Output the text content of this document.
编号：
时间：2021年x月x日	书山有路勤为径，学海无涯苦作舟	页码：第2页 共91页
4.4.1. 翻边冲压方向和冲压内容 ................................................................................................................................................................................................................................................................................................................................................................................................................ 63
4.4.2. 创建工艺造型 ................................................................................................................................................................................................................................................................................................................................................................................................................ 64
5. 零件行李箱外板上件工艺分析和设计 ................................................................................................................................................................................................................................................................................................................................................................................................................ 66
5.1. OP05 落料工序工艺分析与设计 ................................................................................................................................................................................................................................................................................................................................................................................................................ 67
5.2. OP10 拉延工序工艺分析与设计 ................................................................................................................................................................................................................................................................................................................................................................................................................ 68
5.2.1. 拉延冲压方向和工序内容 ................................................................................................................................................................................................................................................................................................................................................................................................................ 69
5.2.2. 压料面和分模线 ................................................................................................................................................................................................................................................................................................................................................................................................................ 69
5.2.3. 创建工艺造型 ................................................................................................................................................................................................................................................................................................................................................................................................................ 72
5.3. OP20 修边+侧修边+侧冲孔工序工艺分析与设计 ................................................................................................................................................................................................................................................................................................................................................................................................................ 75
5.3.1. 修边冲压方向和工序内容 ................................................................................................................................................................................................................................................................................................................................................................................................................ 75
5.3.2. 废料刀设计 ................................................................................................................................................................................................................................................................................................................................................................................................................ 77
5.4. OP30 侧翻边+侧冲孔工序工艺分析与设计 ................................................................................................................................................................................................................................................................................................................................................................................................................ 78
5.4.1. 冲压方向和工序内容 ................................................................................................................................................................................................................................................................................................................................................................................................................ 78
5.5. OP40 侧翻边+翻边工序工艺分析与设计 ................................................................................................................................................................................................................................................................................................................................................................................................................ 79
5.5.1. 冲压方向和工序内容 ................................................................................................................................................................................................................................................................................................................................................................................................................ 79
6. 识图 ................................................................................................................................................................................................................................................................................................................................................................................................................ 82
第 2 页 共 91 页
########
--- REQUEST ---
Where a line of the material above holds the string "侧冲孔工序工艺分析与设计", copy that line.

--- TASK RESPONSE ---
5.3. OP20 修边+侧修边+侧冲孔工序工艺分析与设计 ................................................................................................................................................................................................................................................................................................................................................................................................................ 75
5.4. OP30 侧翻边+侧冲孔工序工艺分析与设计 ................................................................................................................................................................................................................................................................................................................................................................................................................ 78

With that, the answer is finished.